■ TASK GOAL
Transcribe the listing in full, excluding any pictures.

■ INPUT RECORDS
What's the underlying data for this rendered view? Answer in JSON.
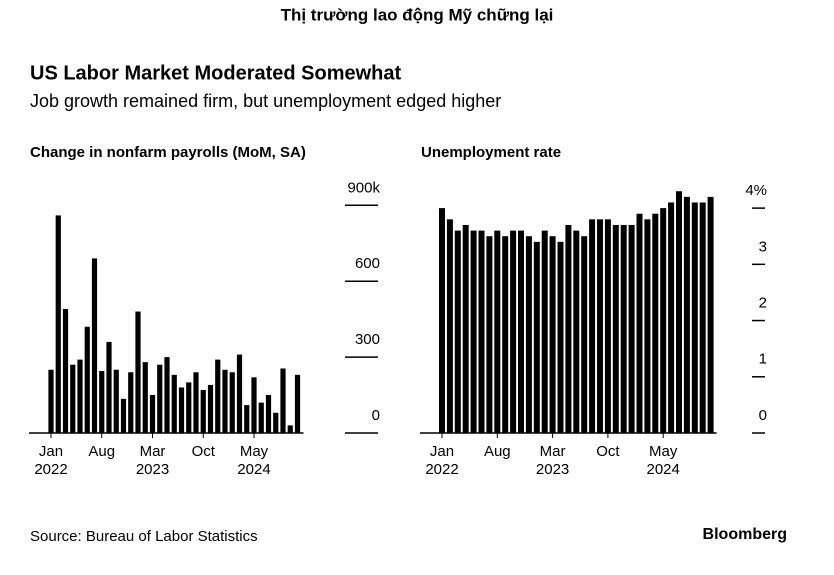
{
  "page_title": "Thị trường lao động Mỹ chững lại",
  "title": "US Labor Market Moderated Somewhat",
  "subtitle": "Job growth remained firm, but unemployment edged higher",
  "source": "Source: Bureau of Labor Statistics",
  "brand": "Bloomberg",
  "chart_data": [
    {
      "type": "bar",
      "title": "Change in nonfarm payrolls (MoM, SA)",
      "color": "#000000",
      "categories": [
        "Jan",
        null,
        null,
        null,
        null,
        null,
        null,
        "Aug",
        null,
        null,
        null,
        null,
        null,
        null,
        "Mar",
        null,
        null,
        null,
        null,
        null,
        null,
        "Oct",
        null,
        null,
        null,
        null,
        null,
        null,
        "May",
        null,
        null,
        null,
        null,
        null,
        null
      ],
      "years": [
        "2022",
        null,
        null,
        null,
        null,
        null,
        null,
        null,
        null,
        null,
        null,
        null,
        null,
        null,
        "2023",
        null,
        null,
        null,
        null,
        null,
        null,
        null,
        null,
        null,
        null,
        null,
        null,
        null,
        "2024",
        null,
        null,
        null,
        null,
        null,
        null
      ],
      "values": [
        250,
        860,
        490,
        270,
        290,
        420,
        690,
        245,
        360,
        250,
        135,
        240,
        480,
        280,
        150,
        270,
        300,
        230,
        180,
        200,
        240,
        170,
        190,
        290,
        250,
        240,
        310,
        110,
        220,
        120,
        150,
        80,
        255,
        30,
        230
      ],
      "ylim": [
        0,
        1000
      ],
      "yticks": [
        0,
        300,
        600,
        {
          "value": 900,
          "label": "900k"
        }
      ]
    },
    {
      "type": "bar",
      "title": "Unemployment rate",
      "color": "#000000",
      "categories": [
        "Jan",
        null,
        null,
        null,
        null,
        null,
        null,
        "Aug",
        null,
        null,
        null,
        null,
        null,
        null,
        "Mar",
        null,
        null,
        null,
        null,
        null,
        null,
        "Oct",
        null,
        null,
        null,
        null,
        null,
        null,
        "May",
        null,
        null,
        null,
        null,
        null,
        null
      ],
      "years": [
        "2022",
        null,
        null,
        null,
        null,
        null,
        null,
        null,
        null,
        null,
        null,
        null,
        null,
        null,
        "2023",
        null,
        null,
        null,
        null,
        null,
        null,
        null,
        null,
        null,
        null,
        null,
        null,
        null,
        "2024",
        null,
        null,
        null,
        null,
        null,
        null
      ],
      "values": [
        4.0,
        3.8,
        3.6,
        3.7,
        3.6,
        3.6,
        3.5,
        3.6,
        3.5,
        3.6,
        3.6,
        3.5,
        3.4,
        3.6,
        3.5,
        3.4,
        3.7,
        3.6,
        3.5,
        3.8,
        3.8,
        3.8,
        3.7,
        3.7,
        3.7,
        3.9,
        3.8,
        3.9,
        4.0,
        4.1,
        4.3,
        4.2,
        4.1,
        4.1,
        4.2
      ],
      "ylim": [
        0,
        4.5
      ],
      "yticks": [
        0,
        1,
        2,
        3,
        {
          "value": 4,
          "label": "4%"
        }
      ]
    }
  ]
}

■ TASK RESULT
What's the underlying data for this rendered view? Answer in JSON.
{
  "page_title": "Thị trường lao động Mỹ chững lại",
  "title": "US Labor Market Moderated Somewhat",
  "subtitle": "Job growth remained firm, but unemployment edged higher",
  "source": "Source: Bureau of Labor Statistics",
  "brand": "Bloomberg",
  "chart_data": [
    {
      "type": "bar",
      "title": "Change in nonfarm payrolls (MoM, SA)",
      "color": "#000000",
      "categories": [
        "Jan",
        null,
        null,
        null,
        null,
        null,
        null,
        "Aug",
        null,
        null,
        null,
        null,
        null,
        null,
        "Mar",
        null,
        null,
        null,
        null,
        null,
        null,
        "Oct",
        null,
        null,
        null,
        null,
        null,
        null,
        "May",
        null,
        null,
        null,
        null,
        null,
        null
      ],
      "years": [
        "2022",
        null,
        null,
        null,
        null,
        null,
        null,
        null,
        null,
        null,
        null,
        null,
        null,
        null,
        "2023",
        null,
        null,
        null,
        null,
        null,
        null,
        null,
        null,
        null,
        null,
        null,
        null,
        null,
        "2024",
        null,
        null,
        null,
        null,
        null,
        null
      ],
      "values": [
        250,
        860,
        490,
        270,
        290,
        420,
        690,
        245,
        360,
        250,
        135,
        240,
        480,
        280,
        150,
        270,
        300,
        230,
        180,
        200,
        240,
        170,
        190,
        290,
        250,
        240,
        310,
        110,
        220,
        120,
        150,
        80,
        255,
        30,
        230
      ],
      "ylim": [
        0,
        1000
      ],
      "yticks": [
        0,
        300,
        600,
        {
          "value": 900,
          "label": "900k"
        }
      ]
    },
    {
      "type": "bar",
      "title": "Unemployment rate",
      "color": "#000000",
      "categories": [
        "Jan",
        null,
        null,
        null,
        null,
        null,
        null,
        "Aug",
        null,
        null,
        null,
        null,
        null,
        null,
        "Mar",
        null,
        null,
        null,
        null,
        null,
        null,
        "Oct",
        null,
        null,
        null,
        null,
        null,
        null,
        "May",
        null,
        null,
        null,
        null,
        null,
        null
      ],
      "years": [
        "2022",
        null,
        null,
        null,
        null,
        null,
        null,
        null,
        null,
        null,
        null,
        null,
        null,
        null,
        "2023",
        null,
        null,
        null,
        null,
        null,
        null,
        null,
        null,
        null,
        null,
        null,
        null,
        null,
        "2024",
        null,
        null,
        null,
        null,
        null,
        null
      ],
      "values": [
        4.0,
        3.8,
        3.6,
        3.7,
        3.6,
        3.6,
        3.5,
        3.6,
        3.5,
        3.6,
        3.6,
        3.5,
        3.4,
        3.6,
        3.5,
        3.4,
        3.7,
        3.6,
        3.5,
        3.8,
        3.8,
        3.8,
        3.7,
        3.7,
        3.7,
        3.9,
        3.8,
        3.9,
        4.0,
        4.1,
        4.3,
        4.2,
        4.1,
        4.1,
        4.2
      ],
      "ylim": [
        0,
        4.5
      ],
      "yticks": [
        0,
        1,
        2,
        3,
        {
          "value": 4,
          "label": "4%"
        }
      ]
    }
  ]
}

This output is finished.